> [DATASET EXCERPTS]:
######
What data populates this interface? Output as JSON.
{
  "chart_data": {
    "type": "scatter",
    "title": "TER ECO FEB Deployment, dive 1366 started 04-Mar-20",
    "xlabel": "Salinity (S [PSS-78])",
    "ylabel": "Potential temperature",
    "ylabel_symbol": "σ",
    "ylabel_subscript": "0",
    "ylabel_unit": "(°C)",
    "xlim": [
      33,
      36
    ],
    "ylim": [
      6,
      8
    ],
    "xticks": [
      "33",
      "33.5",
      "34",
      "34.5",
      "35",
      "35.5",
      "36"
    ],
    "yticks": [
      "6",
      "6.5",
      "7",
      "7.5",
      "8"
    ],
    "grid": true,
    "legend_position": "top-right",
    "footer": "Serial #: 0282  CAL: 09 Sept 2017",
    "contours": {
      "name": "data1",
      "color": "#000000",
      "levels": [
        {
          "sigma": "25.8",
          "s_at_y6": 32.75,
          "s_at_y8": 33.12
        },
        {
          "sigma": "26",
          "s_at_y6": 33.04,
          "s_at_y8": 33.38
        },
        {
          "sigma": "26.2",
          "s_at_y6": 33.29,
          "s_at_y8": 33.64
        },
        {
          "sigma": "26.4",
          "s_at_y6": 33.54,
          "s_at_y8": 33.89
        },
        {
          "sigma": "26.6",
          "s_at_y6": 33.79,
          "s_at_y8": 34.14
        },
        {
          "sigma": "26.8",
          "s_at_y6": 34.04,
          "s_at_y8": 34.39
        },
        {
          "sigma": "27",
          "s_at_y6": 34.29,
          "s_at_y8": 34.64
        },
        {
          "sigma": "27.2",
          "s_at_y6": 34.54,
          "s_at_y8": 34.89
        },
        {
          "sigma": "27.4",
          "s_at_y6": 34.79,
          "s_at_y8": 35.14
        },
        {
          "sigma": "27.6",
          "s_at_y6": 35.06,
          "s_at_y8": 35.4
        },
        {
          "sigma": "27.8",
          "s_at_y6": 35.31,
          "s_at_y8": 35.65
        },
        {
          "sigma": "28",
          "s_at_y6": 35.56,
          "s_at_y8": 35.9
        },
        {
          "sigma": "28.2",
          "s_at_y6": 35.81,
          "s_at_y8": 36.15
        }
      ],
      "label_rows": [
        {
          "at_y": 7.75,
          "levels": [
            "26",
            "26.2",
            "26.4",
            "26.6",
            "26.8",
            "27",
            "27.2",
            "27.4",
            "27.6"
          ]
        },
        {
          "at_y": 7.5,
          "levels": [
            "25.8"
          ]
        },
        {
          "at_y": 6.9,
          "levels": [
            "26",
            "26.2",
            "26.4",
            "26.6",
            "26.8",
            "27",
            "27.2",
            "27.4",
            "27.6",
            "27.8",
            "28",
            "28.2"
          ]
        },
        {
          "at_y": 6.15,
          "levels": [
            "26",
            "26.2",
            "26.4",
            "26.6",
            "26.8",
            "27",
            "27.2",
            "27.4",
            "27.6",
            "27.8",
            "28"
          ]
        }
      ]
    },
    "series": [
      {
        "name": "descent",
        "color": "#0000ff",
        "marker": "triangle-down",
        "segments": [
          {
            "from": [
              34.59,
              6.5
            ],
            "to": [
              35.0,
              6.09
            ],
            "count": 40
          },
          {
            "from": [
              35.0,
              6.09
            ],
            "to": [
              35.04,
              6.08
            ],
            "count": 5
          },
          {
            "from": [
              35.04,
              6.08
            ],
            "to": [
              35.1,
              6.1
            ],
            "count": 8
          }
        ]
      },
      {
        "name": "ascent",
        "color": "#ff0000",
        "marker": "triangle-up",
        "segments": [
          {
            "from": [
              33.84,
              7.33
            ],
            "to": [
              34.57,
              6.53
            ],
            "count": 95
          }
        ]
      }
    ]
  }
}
######
> [PROBLEM DETAILS]: Tally the lines of the listing above that include the word "triangle". Answer with the number alone.

> [OUTPUT]: 2